**Problem**
Find and return each line containing "triangle".

**Supplied records**
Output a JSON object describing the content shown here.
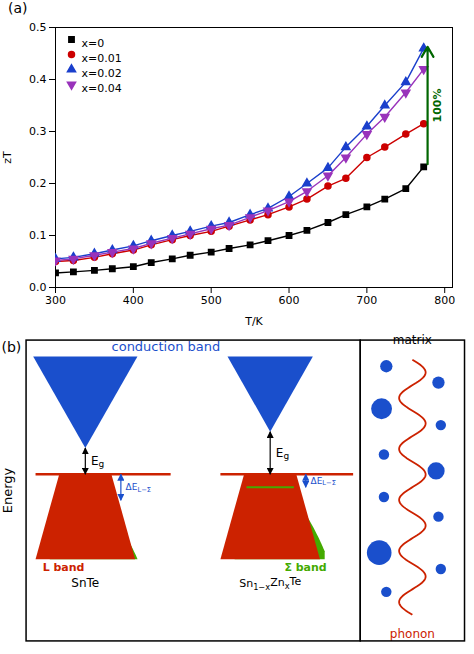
{
  "chart_data": [
    {
      "type": "line",
      "title": "(a)",
      "xlabel": "T/K",
      "ylabel": "zT",
      "xlim": [
        300,
        810
      ],
      "ylim": [
        0,
        0.5
      ],
      "xticks": [
        300,
        400,
        500,
        600,
        700,
        800
      ],
      "yticks": [
        {
          "value": 0.0,
          "label": "0.0"
        },
        0.1,
        0.2,
        0.3,
        0.4,
        0.5
      ],
      "legend": "upper left",
      "x": [
        300,
        323,
        350,
        373,
        400,
        423,
        450,
        473,
        500,
        523,
        550,
        573,
        600,
        623,
        650,
        673,
        700,
        723,
        750,
        773
      ],
      "series": [
        {
          "name": "x=0",
          "color": "#000000",
          "marker": "square",
          "values": [
            0.028,
            0.03,
            0.033,
            0.036,
            0.04,
            0.048,
            0.055,
            0.062,
            0.068,
            0.075,
            0.082,
            0.09,
            0.1,
            0.11,
            0.125,
            0.14,
            0.155,
            0.17,
            0.19,
            0.232
          ]
        },
        {
          "name": "x=0.01",
          "color": "#cc0000",
          "marker": "circle",
          "values": [
            0.05,
            0.052,
            0.058,
            0.065,
            0.072,
            0.082,
            0.092,
            0.1,
            0.108,
            0.118,
            0.13,
            0.14,
            0.155,
            0.17,
            0.195,
            0.21,
            0.25,
            0.27,
            0.295,
            0.315
          ]
        },
        {
          "name": "x=0.02",
          "color": "#1a3fcc",
          "marker": "triangle-up",
          "values": [
            0.055,
            0.058,
            0.065,
            0.072,
            0.08,
            0.09,
            0.1,
            0.108,
            0.118,
            0.125,
            0.14,
            0.152,
            0.175,
            0.2,
            0.23,
            0.27,
            0.31,
            0.35,
            0.395,
            0.46
          ]
        },
        {
          "name": "x=0.04",
          "color": "#9933bb",
          "marker": "triangle-down",
          "values": [
            0.052,
            0.055,
            0.062,
            0.068,
            0.075,
            0.085,
            0.095,
            0.103,
            0.113,
            0.12,
            0.135,
            0.148,
            0.165,
            0.185,
            0.215,
            0.25,
            0.295,
            0.328,
            0.375,
            0.42
          ]
        }
      ],
      "annotations": [
        {
          "text": "100%",
          "color": "#006600",
          "x": 778,
          "y1": 0.237,
          "y2": 0.463
        }
      ]
    },
    {
      "type": "diagram",
      "title": "(b)",
      "colors": {
        "blue": "#1a4fcc",
        "red": "#cc2200",
        "green": "#44aa00",
        "black": "#000000"
      },
      "labels": {
        "energy": "Energy",
        "conduction": "conduction band",
        "gap": [
          {
            "t": "E"
          },
          {
            "t": "g",
            "sub": true
          }
        ],
        "offset": [
          {
            "t": "ΔE"
          },
          {
            "t": "L−Σ",
            "sub": true
          }
        ],
        "l_band": "L band",
        "sigma_band": "Σ band",
        "left": "SnTe",
        "right": [
          {
            "t": "Sn"
          },
          {
            "t": "1−x",
            "sub": true
          },
          {
            "t": "Zn"
          },
          {
            "t": "x",
            "sub": true
          },
          {
            "t": "Te"
          }
        ],
        "matrix": "matrix",
        "phonon": "phonon"
      }
    }
  ]
}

**Solution for this problem**
          "marker": "triangle-up",
          "marker": "triangle-down",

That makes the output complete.